Please print every record below exactly as it appears.

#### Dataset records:
— start —

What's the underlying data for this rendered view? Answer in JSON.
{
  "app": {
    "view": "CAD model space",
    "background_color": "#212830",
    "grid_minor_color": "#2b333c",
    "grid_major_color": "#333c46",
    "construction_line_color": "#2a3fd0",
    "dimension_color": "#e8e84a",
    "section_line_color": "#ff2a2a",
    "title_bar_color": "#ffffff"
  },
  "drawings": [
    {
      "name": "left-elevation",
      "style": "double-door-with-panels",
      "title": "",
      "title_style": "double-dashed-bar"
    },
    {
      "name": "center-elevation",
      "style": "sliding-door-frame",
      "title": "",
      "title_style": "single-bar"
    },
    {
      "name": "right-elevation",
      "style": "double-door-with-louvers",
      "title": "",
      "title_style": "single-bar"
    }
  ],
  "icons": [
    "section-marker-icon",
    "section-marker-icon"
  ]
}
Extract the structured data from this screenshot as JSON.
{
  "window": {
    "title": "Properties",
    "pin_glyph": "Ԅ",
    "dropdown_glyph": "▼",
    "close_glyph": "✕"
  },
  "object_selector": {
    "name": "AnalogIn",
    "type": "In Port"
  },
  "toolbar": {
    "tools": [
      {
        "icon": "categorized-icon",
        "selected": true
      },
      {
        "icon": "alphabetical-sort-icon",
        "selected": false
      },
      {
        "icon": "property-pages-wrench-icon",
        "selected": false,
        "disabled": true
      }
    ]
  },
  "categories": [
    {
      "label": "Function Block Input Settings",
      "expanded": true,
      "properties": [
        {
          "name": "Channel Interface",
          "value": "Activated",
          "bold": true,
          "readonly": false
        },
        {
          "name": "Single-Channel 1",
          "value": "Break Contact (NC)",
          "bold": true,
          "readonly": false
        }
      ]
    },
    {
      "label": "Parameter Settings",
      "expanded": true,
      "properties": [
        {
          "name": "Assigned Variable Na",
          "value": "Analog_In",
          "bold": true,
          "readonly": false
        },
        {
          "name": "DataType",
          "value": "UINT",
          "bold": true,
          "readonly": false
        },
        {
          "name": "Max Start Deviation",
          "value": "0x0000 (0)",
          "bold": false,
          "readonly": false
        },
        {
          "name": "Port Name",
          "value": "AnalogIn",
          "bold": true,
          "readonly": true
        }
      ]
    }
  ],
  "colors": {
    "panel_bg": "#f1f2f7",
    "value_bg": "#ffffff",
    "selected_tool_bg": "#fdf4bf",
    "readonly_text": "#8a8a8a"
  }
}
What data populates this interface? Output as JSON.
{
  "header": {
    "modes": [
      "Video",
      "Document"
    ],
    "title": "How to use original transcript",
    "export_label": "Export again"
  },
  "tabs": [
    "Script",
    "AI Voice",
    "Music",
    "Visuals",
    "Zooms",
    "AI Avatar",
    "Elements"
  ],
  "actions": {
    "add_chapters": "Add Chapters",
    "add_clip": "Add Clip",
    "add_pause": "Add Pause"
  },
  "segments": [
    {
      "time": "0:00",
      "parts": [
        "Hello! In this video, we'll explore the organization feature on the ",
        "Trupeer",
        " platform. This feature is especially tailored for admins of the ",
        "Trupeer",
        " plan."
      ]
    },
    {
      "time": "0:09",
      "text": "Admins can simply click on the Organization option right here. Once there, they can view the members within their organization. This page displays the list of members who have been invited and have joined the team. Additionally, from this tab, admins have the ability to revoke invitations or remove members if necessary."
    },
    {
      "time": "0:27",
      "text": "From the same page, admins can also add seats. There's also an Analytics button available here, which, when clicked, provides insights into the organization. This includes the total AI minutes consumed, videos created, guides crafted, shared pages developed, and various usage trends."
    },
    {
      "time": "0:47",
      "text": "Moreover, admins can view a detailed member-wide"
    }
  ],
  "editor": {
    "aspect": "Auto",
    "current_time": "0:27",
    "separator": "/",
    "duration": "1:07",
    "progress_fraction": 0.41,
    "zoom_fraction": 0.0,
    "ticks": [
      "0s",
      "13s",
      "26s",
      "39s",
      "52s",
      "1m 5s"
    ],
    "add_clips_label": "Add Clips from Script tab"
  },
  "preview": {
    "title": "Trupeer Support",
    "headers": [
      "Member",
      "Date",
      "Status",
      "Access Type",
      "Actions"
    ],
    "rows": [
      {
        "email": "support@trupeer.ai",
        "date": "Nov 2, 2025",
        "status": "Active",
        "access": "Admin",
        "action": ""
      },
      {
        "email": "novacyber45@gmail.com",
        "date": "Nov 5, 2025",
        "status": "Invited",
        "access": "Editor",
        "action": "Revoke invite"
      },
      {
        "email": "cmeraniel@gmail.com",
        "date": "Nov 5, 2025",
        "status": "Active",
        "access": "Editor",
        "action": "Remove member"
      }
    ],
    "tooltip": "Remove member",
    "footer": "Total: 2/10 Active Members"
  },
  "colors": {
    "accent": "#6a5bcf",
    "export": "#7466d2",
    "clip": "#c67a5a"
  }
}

— end —

#### Reply:
What's the underlying data for this rendered view? Answer in JSON.
{
  "app": {
    "view": "CAD model space",
    "background_color": "#212830",
    "grid_minor_color": "#2b333c",
    "grid_major_color": "#333c46",
    "construction_line_color": "#2a3fd0",
    "dimension_color": "#e8e84a",
    "section_line_color": "#ff2a2a",
    "title_bar_color": "#ffffff"
  },
  "drawings": [
    {
      "name": "left-elevation",
      "style": "double-door-with-panels",
      "title": "",
      "title_style": "double-dashed-bar"
    },
    {
      "name": "center-elevation",
      "style": "sliding-door-frame",
      "title": "",
      "title_style": "single-bar"
    },
    {
      "name": "right-elevation",
      "style": "double-door-with-louvers",
      "title": "",
      "title_style": "single-bar"
    }
  ],
  "icons": [
    "section-marker-icon",
    "section-marker-icon"
  ]
}
Extract the structured data from this screenshot as JSON.
{
  "window": {
    "title": "Properties",
    "pin_glyph": "Ԅ",
    "dropdown_glyph": "▼",
    "close_glyph": "✕"
  },
  "object_selector": {
    "name": "AnalogIn",
    "type": "In Port"
  },
  "toolbar": {
    "tools": [
      {
        "icon": "categorized-icon",
        "selected": true
      },
      {
        "icon": "alphabetical-sort-icon",
        "selected": false
      },
      {
        "icon": "property-pages-wrench-icon",
        "selected": false,
        "disabled": true
      }
    ]
  },
  "categories": [
    {
      "label": "Function Block Input Settings",
      "expanded": true,
      "properties": [
        {
          "name": "Channel Interface",
          "value": "Activated",
          "bold": true,
          "readonly": false
        },
        {
          "name": "Single-Channel 1",
          "value": "Break Contact (NC)",
          "bold": true,
          "readonly": false
        }
      ]
    },
    {
      "label": "Parameter Settings",
      "expanded": true,
      "properties": [
        {
          "name": "Assigned Variable Na",
          "value": "Analog_In",
          "bold": true,
          "readonly": false
        },
        {
          "name": "DataType",
          "value": "UINT",
          "bold": true,
          "readonly": false
        },
        {
          "name": "Max Start Deviation",
          "value": "0x0000 (0)",
          "bold": false,
          "readonly": false
        },
        {
          "name": "Port Name",
          "value": "AnalogIn",
          "bold": true,
          "readonly": true
        }
      ]
    }
  ],
  "colors": {
    "panel_bg": "#f1f2f7",
    "value_bg": "#ffffff",
    "selected_tool_bg": "#fdf4bf",
    "readonly_text": "#8a8a8a"
  }
}
What data populates this interface? Output as JSON.
{
  "header": {
    "modes": [
      "Video",
      "Document"
    ],
    "title": "How to use original transcript",
    "export_label": "Export again"
  },
  "tabs": [
    "Script",
    "AI Voice",
    "Music",
    "Visuals",
    "Zooms",
    "AI Avatar",
    "Elements"
  ],
  "actions": {
    "add_chapters": "Add Chapters",
    "add_clip": "Add Clip",
    "add_pause": "Add Pause"
  },
  "segments": [
    {
      "time": "0:00",
      "parts": [
        "Hello! In this video, we'll explore the organization feature on the ",
        "Trupeer",
        " platform. This feature is especially tailored for admins of the ",
        "Trupeer",
        " plan."
      ]
    },
    {
      "time": "0:09",
      "text": "Admins can simply click on the Organization option right here. Once there, they can view the members within their organization. This page displays the list of members who have been invited and have joined the team. Additionally, from this tab, admins have the ability to revoke invitations or remove members if necessary."
    },
    {
      "time": "0:27",
      "text": "From the same page, admins can also add seats. There's also an Analytics button available here, which, when clicked, provides insights into the organization. This includes the total AI minutes consumed, videos created, guides crafted, shared pages developed, and various usage trends."
    },
    {
      "time": "0:47",
      "text": "Moreover, admins can view a detailed member-wide"
    }
  ],
  "editor": {
    "aspect": "Auto",
    "current_time": "0:27",
    "separator": "/",
    "duration": "1:07",
    "progress_fraction": 0.41,
    "zoom_fraction": 0.0,
    "ticks": [
      "0s",
      "13s",
      "26s",
      "39s",
      "52s",
      "1m 5s"
    ],
    "add_clips_label": "Add Clips from Script tab"
  },
  "preview": {
    "title": "Trupeer Support",
    "headers": [
      "Member",
      "Date",
      "Status",
      "Access Type",
      "Actions"
    ],
    "rows": [
      {
        "email": "support@trupeer.ai",
        "date": "Nov 2, 2025",
        "status": "Active",
        "access": "Admin",
        "action": ""
      },
      {
        "email": "novacyber45@gmail.com",
        "date": "Nov 5, 2025",
        "status": "Invited",
        "access": "Editor",
        "action": "Revoke invite"
      },
      {
        "email": "cmeraniel@gmail.com",
        "date": "Nov 5, 2025",
        "status": "Active",
        "access": "Editor",
        "action": "Remove member"
      }
    ],
    "tooltip": "Remove member",
    "footer": "Total: 2/10 Active Members"
  },
  "colors": {
    "accent": "#6a5bcf",
    "export": "#7466d2",
    "clip": "#c67a5a"
  }
}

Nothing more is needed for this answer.